▶ Work required
Quote the listing in full, exactly as given, minus any pictures.

^^^^^^^^^^^^^^^^

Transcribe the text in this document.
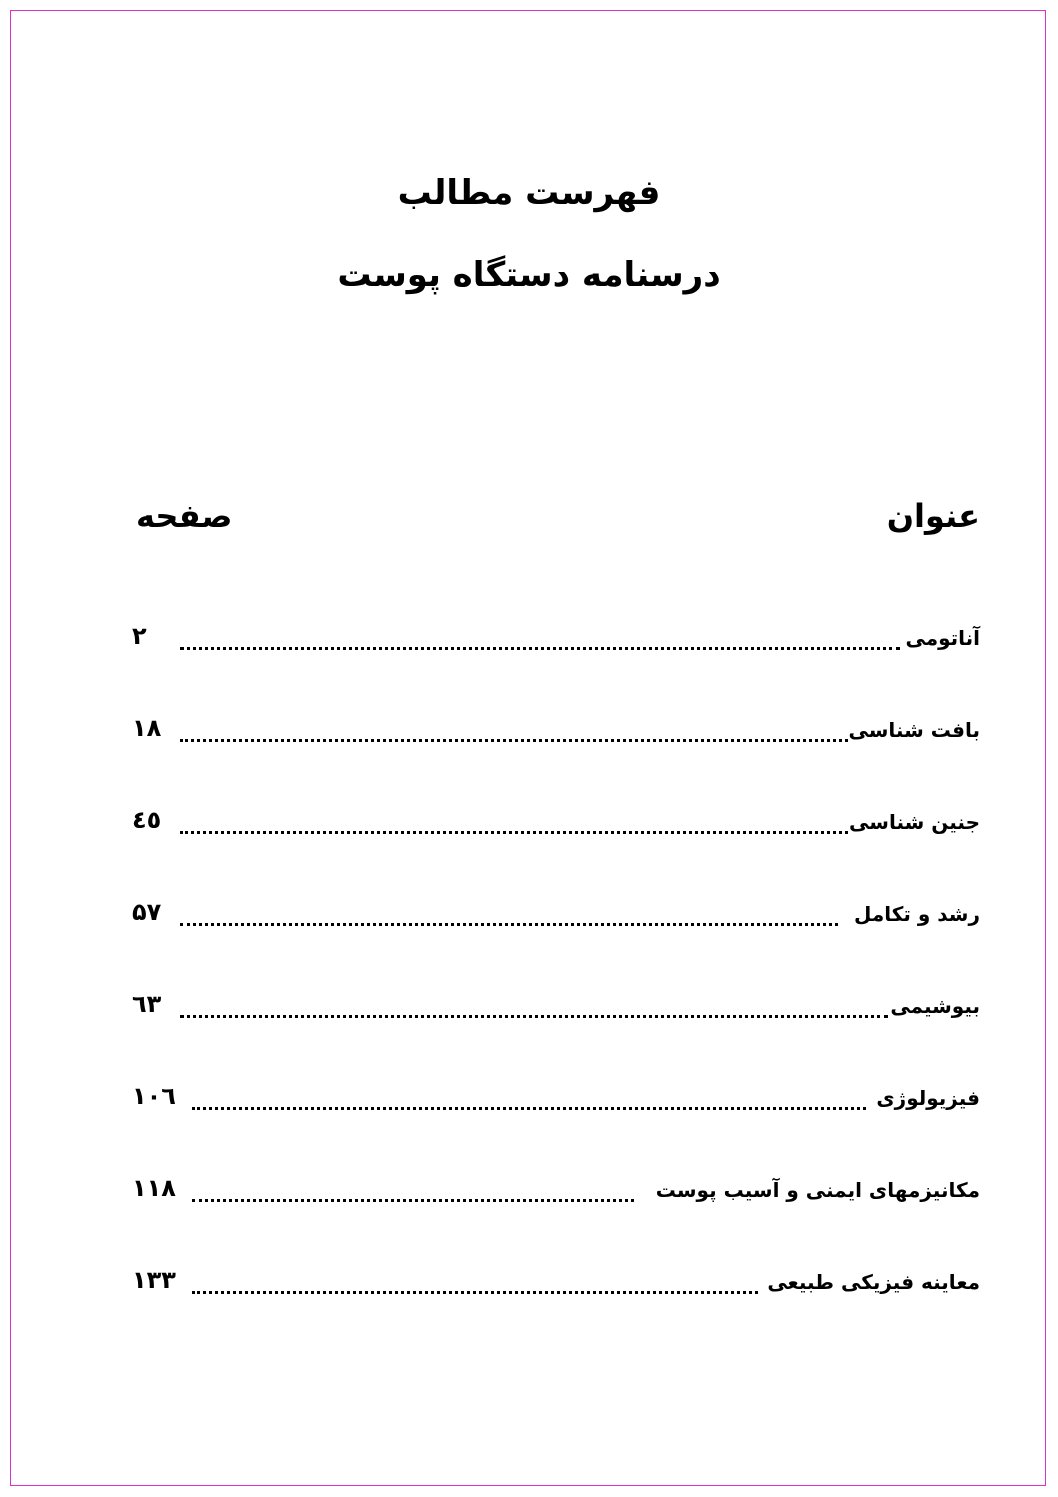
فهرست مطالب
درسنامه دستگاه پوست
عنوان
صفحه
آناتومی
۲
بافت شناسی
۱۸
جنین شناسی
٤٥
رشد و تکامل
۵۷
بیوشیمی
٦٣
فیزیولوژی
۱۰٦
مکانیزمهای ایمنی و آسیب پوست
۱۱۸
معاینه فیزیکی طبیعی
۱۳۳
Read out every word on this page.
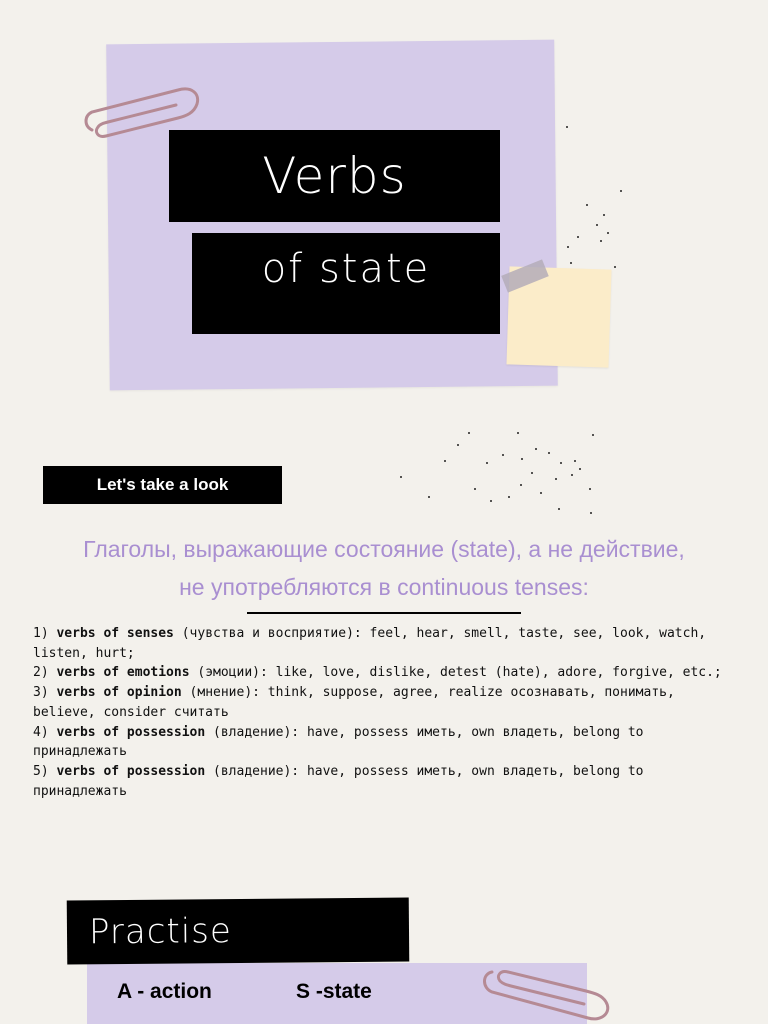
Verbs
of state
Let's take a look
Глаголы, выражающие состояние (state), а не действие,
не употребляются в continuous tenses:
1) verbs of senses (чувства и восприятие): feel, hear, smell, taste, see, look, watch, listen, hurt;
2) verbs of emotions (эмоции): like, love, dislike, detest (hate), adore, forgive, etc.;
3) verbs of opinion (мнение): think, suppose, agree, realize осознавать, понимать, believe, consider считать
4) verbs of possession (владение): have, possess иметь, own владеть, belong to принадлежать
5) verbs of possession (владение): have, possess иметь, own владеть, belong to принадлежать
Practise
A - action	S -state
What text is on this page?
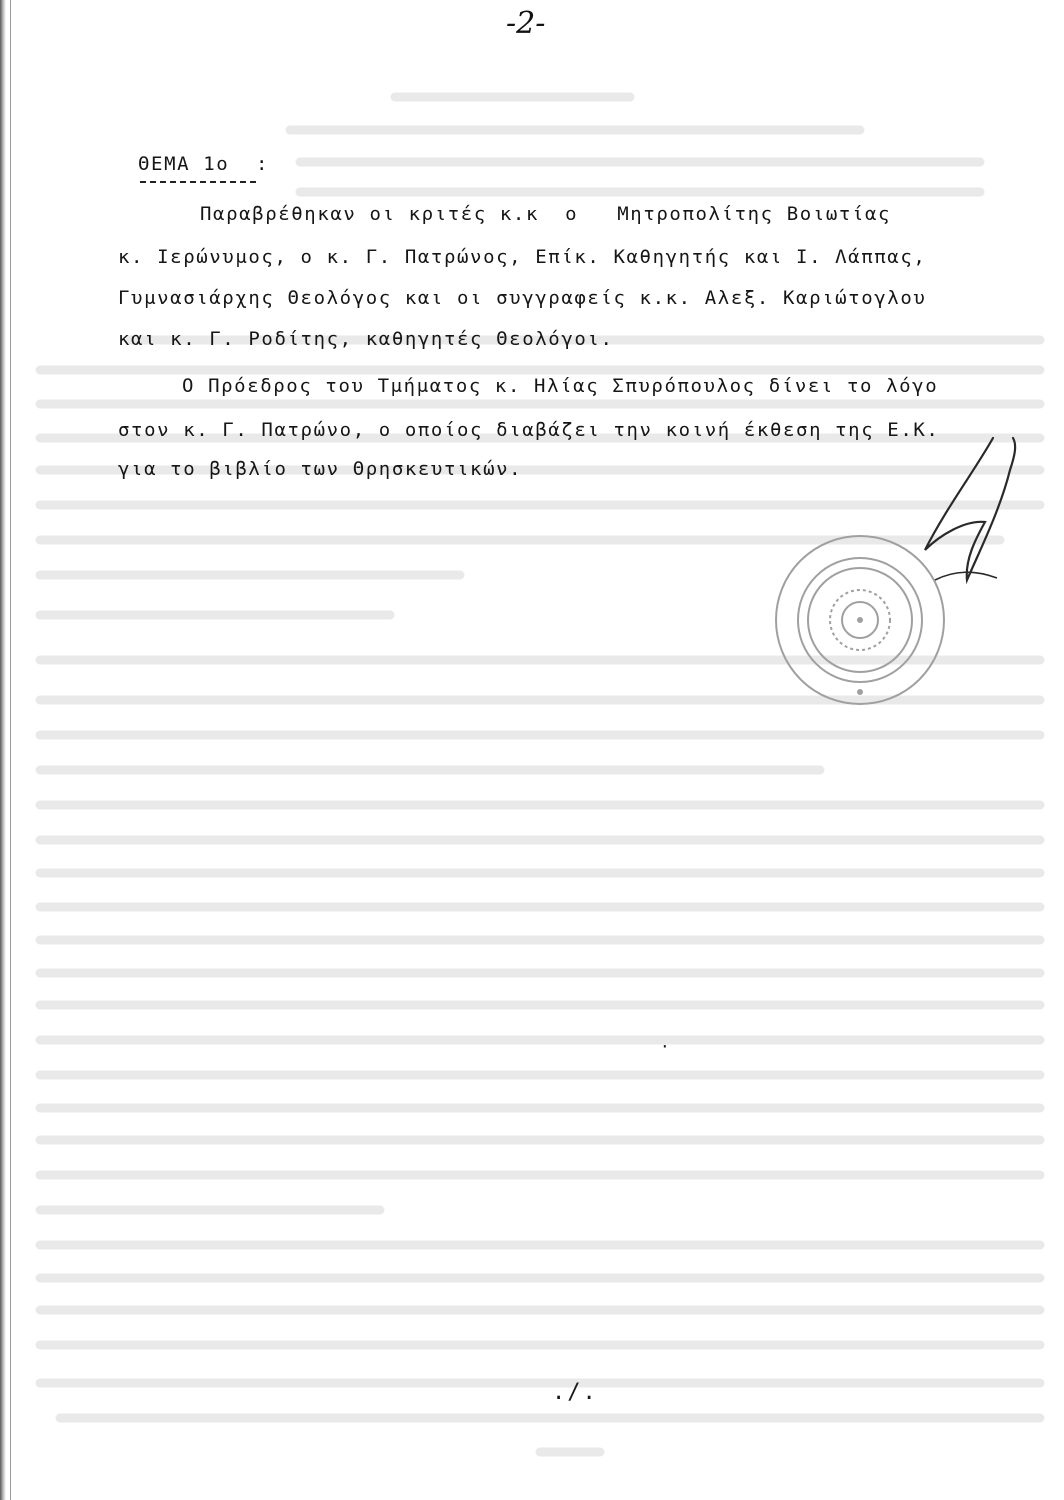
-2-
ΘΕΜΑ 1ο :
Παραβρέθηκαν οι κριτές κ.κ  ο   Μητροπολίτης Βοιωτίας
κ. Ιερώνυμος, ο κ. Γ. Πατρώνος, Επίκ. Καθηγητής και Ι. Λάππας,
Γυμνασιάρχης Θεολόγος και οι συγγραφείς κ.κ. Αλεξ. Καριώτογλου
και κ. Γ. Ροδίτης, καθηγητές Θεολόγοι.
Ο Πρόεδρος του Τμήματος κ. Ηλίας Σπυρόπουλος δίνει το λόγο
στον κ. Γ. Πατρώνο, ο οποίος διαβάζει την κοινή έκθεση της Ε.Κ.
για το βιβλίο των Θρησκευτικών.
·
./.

^^^^^^^^^^^^^^^^

▶ Solved exercise
Transcribe the text in this document.
فهرست مطالب
درسنامه دستگاه پوست
عنوان
صفحه
آناتومی
۲
بافت شناسی
۱۸
جنین شناسی
٤٥
رشد و تکامل
۵۷
بیوشیمی
٦٣
فیزیولوژی
۱۰٦
مکانیزمهای ایمنی و آسیب پوست
۱۱۸
معاینه فیزیکی طبیعی
۱۳۳
Read out every word on this page.
Verbs
of state
Let's take a look
Глаголы, выражающие состояние (state), а не действие,
не употребляются в continuous tenses:
1) verbs of senses (чувства и восприятие): feel, hear, smell, taste, see, look, watch, listen, hurt;
2) verbs of emotions (эмоции): like, love, dislike, detest (hate), adore, forgive, etc.;
3) verbs of opinion (мнение): think, suppose, agree, realize осознавать, понимать, believe, consider считать
4) verbs of possession (владение): have, possess иметь, own владеть, belong to принадлежать
5) verbs of possession (владение): have, possess иметь, own владеть, belong to принадлежать
Practise
A - action	S -state
What text is on this page?
-2-
ΘΕΜΑ 1ο :
Παραβρέθηκαν οι κριτές κ.κ  ο   Μητροπολίτης Βοιωτίας
κ. Ιερώνυμος, ο κ. Γ. Πατρώνος, Επίκ. Καθηγητής και Ι. Λάππας,
Γυμνασιάρχης Θεολόγος και οι συγγραφείς κ.κ. Αλεξ. Καριώτογλου
και κ. Γ. Ροδίτης, καθηγητές Θεολόγοι.
Ο Πρόεδρος του Τμήματος κ. Ηλίας Σπυρόπουλος δίνει το λόγο
στον κ. Γ. Πατρώνο, ο οποίος διαβάζει την κοινή έκθεση της Ε.Κ.
για το βιβλίο των Θρησκευτικών.
·
./.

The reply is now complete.